SET EXERCISE = Write out the records beneath this line exactly as they appear, minus any images.

━━ TASK DATA

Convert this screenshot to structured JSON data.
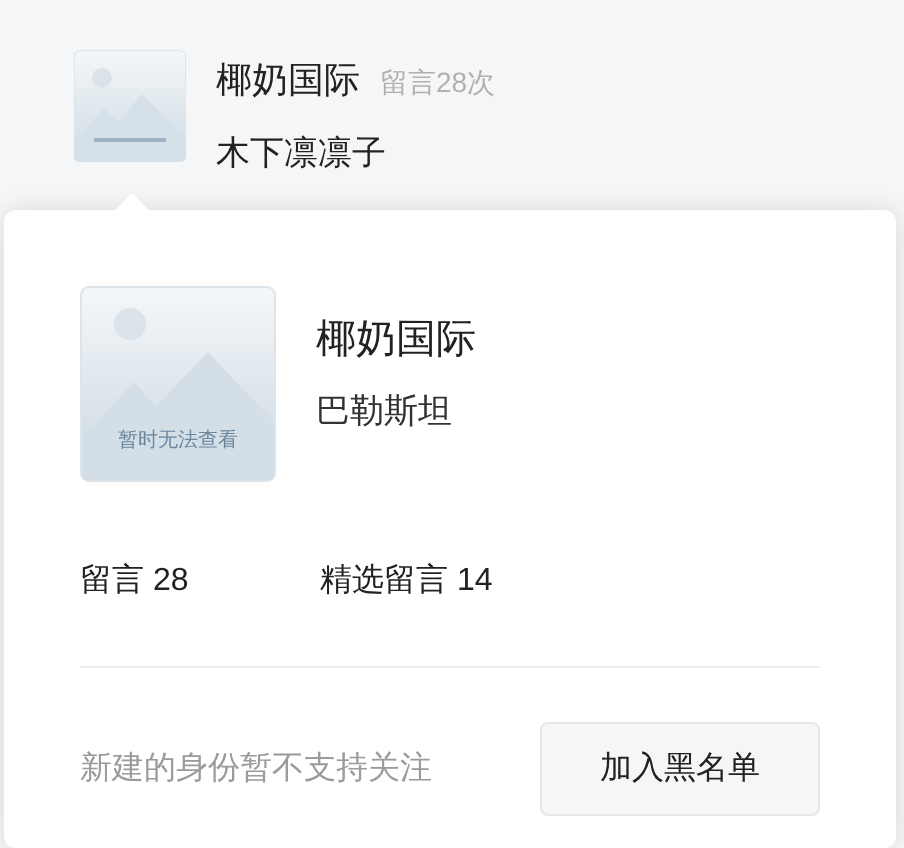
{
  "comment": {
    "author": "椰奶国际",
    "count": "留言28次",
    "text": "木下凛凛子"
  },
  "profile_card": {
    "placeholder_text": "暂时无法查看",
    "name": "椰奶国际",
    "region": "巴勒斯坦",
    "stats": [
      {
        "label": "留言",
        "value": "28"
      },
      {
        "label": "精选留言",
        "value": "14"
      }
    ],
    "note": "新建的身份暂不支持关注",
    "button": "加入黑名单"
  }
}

━━━━

SOLUTION TO THE EXERCISE =
Convert this screenshot to structured JSON data.
{
  "comment": {
    "author": "椰奶国际",
    "count": "留言28次",
    "text": "木下凛凛子"
  },
  "profile_card": {
    "placeholder_text": "暂时无法查看",
    "name": "椰奶国际",
    "region": "巴勒斯坦",
    "stats": [
      {
        "label": "留言",
        "value": "28"
      },
      {
        "label": "精选留言",
        "value": "14"
      }
    ],
    "note": "新建的身份暂不支持关注",
    "button": "加入黑名单"
  }
}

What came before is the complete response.